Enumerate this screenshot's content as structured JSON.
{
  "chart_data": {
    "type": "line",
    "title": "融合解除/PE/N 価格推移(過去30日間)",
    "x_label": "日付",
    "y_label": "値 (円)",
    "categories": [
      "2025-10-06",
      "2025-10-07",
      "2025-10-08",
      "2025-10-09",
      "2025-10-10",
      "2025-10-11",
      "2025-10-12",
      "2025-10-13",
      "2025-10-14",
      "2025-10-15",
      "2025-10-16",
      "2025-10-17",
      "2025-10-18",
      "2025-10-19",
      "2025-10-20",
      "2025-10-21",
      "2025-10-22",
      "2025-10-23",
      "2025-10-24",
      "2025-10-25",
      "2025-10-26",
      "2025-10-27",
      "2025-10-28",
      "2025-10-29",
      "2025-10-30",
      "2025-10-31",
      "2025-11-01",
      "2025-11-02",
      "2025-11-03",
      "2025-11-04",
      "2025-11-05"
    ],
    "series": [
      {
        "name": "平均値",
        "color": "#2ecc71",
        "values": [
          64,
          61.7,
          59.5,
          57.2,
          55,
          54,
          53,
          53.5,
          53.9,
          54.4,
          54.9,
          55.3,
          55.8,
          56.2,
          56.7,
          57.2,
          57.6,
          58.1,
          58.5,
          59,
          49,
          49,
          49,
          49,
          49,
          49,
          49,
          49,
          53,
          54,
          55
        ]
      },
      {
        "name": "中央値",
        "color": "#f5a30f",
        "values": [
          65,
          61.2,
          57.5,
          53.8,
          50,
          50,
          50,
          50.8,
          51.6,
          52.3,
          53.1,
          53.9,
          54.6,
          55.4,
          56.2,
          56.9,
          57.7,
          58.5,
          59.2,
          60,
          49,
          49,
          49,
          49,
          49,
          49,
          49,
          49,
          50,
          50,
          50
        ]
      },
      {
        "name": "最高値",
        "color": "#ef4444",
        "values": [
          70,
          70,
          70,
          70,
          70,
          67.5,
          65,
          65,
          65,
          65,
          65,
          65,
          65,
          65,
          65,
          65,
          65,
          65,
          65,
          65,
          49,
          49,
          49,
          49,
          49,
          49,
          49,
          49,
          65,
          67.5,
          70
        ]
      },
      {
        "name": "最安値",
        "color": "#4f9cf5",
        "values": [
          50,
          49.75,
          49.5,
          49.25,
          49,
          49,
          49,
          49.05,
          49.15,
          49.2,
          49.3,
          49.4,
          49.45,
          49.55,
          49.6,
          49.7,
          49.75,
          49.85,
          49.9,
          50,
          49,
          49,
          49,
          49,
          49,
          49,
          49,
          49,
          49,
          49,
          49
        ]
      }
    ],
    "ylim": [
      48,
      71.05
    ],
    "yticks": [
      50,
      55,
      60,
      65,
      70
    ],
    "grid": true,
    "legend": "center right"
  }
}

__WHAT YOU WILL DO__.
Reproduce the listing shown above in its entirety, exactly.

__REPLY TO THE EXERCISE__.
Enumerate this screenshot's content as structured JSON.
{
  "chart_data": {
    "type": "line",
    "title": "融合解除/PE/N 価格推移(過去30日間)",
    "x_label": "日付",
    "y_label": "値 (円)",
    "categories": [
      "2025-10-06",
      "2025-10-07",
      "2025-10-08",
      "2025-10-09",
      "2025-10-10",
      "2025-10-11",
      "2025-10-12",
      "2025-10-13",
      "2025-10-14",
      "2025-10-15",
      "2025-10-16",
      "2025-10-17",
      "2025-10-18",
      "2025-10-19",
      "2025-10-20",
      "2025-10-21",
      "2025-10-22",
      "2025-10-23",
      "2025-10-24",
      "2025-10-25",
      "2025-10-26",
      "2025-10-27",
      "2025-10-28",
      "2025-10-29",
      "2025-10-30",
      "2025-10-31",
      "2025-11-01",
      "2025-11-02",
      "2025-11-03",
      "2025-11-04",
      "2025-11-05"
    ],
    "series": [
      {
        "name": "平均値",
        "color": "#2ecc71",
        "values": [
          64,
          61.7,
          59.5,
          57.2,
          55,
          54,
          53,
          53.5,
          53.9,
          54.4,
          54.9,
          55.3,
          55.8,
          56.2,
          56.7,
          57.2,
          57.6,
          58.1,
          58.5,
          59,
          49,
          49,
          49,
          49,
          49,
          49,
          49,
          49,
          53,
          54,
          55
        ]
      },
      {
        "name": "中央値",
        "color": "#f5a30f",
        "values": [
          65,
          61.2,
          57.5,
          53.8,
          50,
          50,
          50,
          50.8,
          51.6,
          52.3,
          53.1,
          53.9,
          54.6,
          55.4,
          56.2,
          56.9,
          57.7,
          58.5,
          59.2,
          60,
          49,
          49,
          49,
          49,
          49,
          49,
          49,
          49,
          50,
          50,
          50
        ]
      },
      {
        "name": "最高値",
        "color": "#ef4444",
        "values": [
          70,
          70,
          70,
          70,
          70,
          67.5,
          65,
          65,
          65,
          65,
          65,
          65,
          65,
          65,
          65,
          65,
          65,
          65,
          65,
          65,
          49,
          49,
          49,
          49,
          49,
          49,
          49,
          49,
          65,
          67.5,
          70
        ]
      },
      {
        "name": "最安値",
        "color": "#4f9cf5",
        "values": [
          50,
          49.75,
          49.5,
          49.25,
          49,
          49,
          49,
          49.05,
          49.15,
          49.2,
          49.3,
          49.4,
          49.45,
          49.55,
          49.6,
          49.7,
          49.75,
          49.85,
          49.9,
          50,
          49,
          49,
          49,
          49,
          49,
          49,
          49,
          49,
          49,
          49,
          49
        ]
      }
    ],
    "ylim": [
      48,
      71.05
    ],
    "yticks": [
      50,
      55,
      60,
      65,
      70
    ],
    "grid": true,
    "legend": "center right"
  }
}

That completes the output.